--- begin ---

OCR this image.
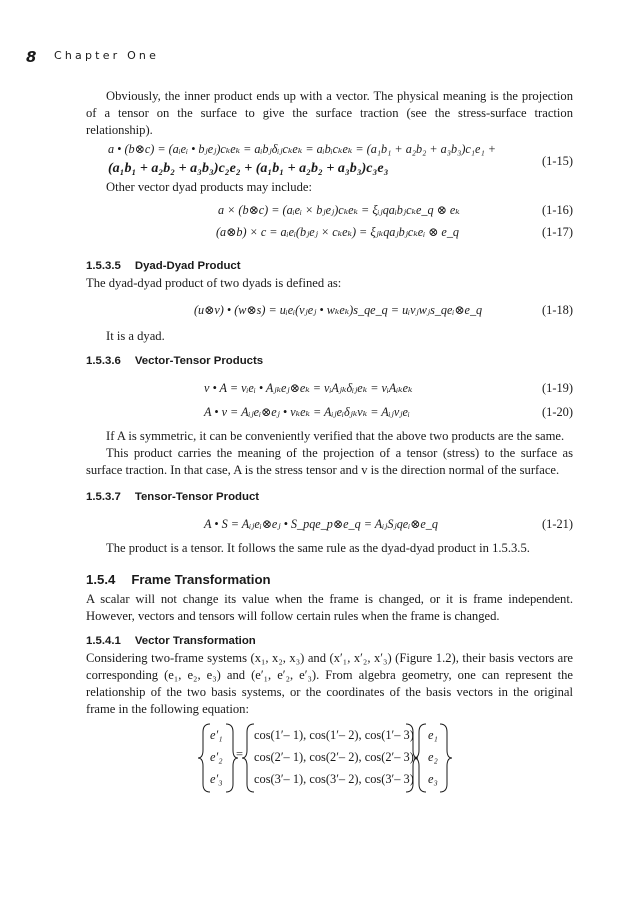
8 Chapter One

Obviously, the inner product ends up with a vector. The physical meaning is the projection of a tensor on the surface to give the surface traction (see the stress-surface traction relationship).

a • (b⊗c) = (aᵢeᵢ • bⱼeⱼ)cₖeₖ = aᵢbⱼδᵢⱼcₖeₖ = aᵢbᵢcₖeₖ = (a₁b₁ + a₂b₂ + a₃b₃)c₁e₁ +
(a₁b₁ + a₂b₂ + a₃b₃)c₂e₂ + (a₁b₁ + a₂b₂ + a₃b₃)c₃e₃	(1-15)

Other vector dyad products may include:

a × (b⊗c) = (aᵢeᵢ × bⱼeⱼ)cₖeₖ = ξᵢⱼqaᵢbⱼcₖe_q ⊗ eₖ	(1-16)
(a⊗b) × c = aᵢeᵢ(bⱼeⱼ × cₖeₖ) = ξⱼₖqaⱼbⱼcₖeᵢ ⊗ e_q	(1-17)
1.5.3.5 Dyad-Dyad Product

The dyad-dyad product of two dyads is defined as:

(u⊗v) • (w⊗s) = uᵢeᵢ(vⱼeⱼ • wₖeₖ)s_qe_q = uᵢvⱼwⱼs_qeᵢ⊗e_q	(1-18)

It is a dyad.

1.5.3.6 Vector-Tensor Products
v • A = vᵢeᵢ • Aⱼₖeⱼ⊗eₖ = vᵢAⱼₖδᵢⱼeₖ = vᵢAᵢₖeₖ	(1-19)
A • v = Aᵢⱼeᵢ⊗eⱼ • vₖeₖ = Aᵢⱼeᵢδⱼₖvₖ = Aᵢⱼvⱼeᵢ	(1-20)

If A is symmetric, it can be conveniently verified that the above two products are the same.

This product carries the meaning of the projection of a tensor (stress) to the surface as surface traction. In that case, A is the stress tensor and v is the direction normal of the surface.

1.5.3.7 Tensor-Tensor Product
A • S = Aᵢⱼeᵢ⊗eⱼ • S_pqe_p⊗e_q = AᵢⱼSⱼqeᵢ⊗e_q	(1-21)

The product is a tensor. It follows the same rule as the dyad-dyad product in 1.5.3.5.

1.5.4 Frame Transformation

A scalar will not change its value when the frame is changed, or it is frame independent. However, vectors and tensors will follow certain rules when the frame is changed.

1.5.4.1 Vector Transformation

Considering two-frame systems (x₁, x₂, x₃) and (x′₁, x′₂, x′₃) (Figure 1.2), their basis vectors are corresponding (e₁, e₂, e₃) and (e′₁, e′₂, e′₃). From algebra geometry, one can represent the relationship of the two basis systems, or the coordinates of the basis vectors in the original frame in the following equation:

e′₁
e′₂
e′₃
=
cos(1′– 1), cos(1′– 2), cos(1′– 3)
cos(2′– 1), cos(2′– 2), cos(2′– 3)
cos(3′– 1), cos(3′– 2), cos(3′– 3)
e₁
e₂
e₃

--- end ---
--- begin ---

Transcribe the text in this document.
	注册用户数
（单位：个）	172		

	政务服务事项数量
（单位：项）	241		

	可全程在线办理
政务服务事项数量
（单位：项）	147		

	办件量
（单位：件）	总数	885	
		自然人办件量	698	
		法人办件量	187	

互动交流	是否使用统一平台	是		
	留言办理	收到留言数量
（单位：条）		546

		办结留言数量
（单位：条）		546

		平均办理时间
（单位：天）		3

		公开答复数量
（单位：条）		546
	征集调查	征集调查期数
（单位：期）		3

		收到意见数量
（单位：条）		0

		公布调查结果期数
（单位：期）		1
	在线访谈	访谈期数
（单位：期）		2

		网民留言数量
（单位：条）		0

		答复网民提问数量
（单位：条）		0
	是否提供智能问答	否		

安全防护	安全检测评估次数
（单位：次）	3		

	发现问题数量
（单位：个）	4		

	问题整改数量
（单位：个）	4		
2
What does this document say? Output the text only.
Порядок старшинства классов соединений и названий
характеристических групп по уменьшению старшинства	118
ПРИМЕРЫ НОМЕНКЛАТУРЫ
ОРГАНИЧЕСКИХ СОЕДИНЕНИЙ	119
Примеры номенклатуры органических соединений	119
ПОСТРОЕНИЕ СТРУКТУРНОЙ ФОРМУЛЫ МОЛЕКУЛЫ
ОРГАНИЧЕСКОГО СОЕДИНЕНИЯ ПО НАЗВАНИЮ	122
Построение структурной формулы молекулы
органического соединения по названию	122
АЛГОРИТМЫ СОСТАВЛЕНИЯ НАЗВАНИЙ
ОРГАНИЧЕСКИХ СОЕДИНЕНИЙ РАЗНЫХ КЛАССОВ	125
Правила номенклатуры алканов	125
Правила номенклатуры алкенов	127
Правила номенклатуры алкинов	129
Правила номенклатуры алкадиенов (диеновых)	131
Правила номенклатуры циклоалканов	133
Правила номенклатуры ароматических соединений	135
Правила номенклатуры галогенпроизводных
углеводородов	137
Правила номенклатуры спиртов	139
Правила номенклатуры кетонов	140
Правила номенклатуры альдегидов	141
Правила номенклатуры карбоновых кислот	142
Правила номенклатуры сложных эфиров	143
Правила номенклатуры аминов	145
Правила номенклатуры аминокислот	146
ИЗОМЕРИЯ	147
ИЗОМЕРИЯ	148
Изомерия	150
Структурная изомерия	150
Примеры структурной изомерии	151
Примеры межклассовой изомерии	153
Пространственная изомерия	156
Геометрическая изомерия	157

--- end ---

In the entries above, identify every line with the string "meaning".

Obviously, the inner product ends up with a vector. The physical meaning is the projection of a tensor on the surface to give the surface traction (see the stress-surface traction relationship).
This product carries the meaning of the projection of a tensor (stress) to the surface as surface traction. In that case, A is the stress tensor and v is the direction normal of the surface.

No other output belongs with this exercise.